---- SOURCE DATA
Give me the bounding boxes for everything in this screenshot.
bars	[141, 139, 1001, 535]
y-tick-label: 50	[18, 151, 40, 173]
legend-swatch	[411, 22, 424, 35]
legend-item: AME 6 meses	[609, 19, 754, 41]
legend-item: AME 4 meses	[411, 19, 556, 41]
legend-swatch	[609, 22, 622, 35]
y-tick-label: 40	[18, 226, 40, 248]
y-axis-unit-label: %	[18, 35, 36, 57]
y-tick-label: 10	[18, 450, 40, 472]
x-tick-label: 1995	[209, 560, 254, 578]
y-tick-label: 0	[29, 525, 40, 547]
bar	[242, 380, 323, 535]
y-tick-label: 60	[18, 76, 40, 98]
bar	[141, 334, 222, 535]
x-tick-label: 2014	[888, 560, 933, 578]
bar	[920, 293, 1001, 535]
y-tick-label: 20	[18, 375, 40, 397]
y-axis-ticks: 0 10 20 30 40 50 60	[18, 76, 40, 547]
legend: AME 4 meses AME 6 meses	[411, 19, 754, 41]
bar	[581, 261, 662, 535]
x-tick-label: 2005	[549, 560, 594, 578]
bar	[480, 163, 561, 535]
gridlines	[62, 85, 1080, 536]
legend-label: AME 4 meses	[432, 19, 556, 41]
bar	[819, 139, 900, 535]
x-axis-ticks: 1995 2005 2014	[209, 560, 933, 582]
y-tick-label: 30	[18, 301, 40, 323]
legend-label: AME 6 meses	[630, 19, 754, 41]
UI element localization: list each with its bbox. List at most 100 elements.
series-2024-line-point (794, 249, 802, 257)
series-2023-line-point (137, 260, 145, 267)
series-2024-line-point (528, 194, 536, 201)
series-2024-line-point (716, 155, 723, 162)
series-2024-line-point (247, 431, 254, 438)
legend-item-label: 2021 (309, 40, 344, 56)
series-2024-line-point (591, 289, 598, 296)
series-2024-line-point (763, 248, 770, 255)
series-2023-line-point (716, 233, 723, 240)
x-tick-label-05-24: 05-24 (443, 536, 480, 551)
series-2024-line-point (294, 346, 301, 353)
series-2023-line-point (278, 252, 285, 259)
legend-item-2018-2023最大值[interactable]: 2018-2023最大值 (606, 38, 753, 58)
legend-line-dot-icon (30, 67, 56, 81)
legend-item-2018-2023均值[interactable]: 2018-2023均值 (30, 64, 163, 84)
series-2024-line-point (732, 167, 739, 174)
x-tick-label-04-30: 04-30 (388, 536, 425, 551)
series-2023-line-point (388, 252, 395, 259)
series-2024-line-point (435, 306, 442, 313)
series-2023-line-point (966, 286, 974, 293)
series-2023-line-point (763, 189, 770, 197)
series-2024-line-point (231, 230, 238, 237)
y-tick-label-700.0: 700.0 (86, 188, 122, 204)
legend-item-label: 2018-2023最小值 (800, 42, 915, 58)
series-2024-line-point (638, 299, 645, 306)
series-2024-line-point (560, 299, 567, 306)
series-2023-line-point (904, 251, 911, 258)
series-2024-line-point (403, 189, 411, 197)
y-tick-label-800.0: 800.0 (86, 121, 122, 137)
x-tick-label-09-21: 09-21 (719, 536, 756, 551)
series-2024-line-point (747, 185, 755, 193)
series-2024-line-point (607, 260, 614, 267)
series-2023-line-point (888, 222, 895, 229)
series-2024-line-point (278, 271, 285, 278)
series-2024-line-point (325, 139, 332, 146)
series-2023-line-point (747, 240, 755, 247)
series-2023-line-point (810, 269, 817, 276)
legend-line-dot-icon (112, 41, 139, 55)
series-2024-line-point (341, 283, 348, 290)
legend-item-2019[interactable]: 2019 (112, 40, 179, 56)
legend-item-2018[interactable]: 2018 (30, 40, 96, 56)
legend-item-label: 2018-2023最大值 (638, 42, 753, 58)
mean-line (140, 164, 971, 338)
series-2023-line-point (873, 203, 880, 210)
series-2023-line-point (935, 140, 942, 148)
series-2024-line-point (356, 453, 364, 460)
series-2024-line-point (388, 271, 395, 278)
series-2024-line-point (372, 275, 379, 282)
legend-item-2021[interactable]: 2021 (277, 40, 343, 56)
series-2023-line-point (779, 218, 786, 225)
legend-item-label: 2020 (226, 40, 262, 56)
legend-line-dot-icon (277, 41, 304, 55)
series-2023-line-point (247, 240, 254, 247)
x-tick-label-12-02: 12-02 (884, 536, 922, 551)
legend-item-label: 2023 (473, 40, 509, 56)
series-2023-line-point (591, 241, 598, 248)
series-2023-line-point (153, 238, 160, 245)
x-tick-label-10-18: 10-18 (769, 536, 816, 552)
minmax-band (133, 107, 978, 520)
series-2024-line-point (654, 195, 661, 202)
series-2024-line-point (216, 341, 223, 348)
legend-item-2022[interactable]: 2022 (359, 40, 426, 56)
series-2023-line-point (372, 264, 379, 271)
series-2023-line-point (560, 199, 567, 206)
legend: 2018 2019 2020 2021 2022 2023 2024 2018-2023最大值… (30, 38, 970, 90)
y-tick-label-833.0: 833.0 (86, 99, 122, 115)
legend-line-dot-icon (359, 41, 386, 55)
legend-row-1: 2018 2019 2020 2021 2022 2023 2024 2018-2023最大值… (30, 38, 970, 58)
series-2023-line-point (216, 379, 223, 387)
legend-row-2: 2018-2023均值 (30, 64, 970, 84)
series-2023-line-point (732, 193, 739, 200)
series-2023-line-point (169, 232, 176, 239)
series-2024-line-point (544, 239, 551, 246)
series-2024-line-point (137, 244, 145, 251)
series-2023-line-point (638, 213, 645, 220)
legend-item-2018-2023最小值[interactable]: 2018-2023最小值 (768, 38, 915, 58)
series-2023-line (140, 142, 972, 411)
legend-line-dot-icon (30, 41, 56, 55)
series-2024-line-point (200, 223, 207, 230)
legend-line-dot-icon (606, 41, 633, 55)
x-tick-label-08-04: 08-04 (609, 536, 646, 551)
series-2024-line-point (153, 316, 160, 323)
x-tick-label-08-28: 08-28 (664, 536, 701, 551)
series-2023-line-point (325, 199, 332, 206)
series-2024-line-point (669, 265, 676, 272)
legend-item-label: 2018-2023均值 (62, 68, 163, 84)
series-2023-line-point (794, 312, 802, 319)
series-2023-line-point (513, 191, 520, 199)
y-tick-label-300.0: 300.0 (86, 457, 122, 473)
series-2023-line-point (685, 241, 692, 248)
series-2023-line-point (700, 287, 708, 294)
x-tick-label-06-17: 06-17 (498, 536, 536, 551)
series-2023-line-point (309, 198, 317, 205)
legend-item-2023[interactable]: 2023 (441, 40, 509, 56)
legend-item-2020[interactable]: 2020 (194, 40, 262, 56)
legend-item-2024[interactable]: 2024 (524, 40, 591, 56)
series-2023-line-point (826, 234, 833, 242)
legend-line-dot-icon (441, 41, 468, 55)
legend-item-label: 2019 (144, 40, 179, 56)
--------
*TASK DIRECTIONS*. Recast the data, from its first line down through the line containing "22, 622, 35]", as a Markdown table with the columns Row and Line, numbering each row and leaving out any blank lines.

*EXERCISE RESULT*.
| Row | Line |
|---|---|
| 1 | Give me the bounding boxes for everything in this screenshot. |
| 2 | bars	[141, 139, 1001, 535] |
| 3 | y-tick-label: 50	[18, 151, 40, 173] |
| 4 | legend-swatch	[411, 22, 424, 35] |
| 5 | legend-item: AME 6 meses	[609, 19, 754, 41] |
| 6 | legend-item: AME 4 meses	[411, 19, 556, 41] |
| 7 | legend-swatch	[609, 22, 622, 35] |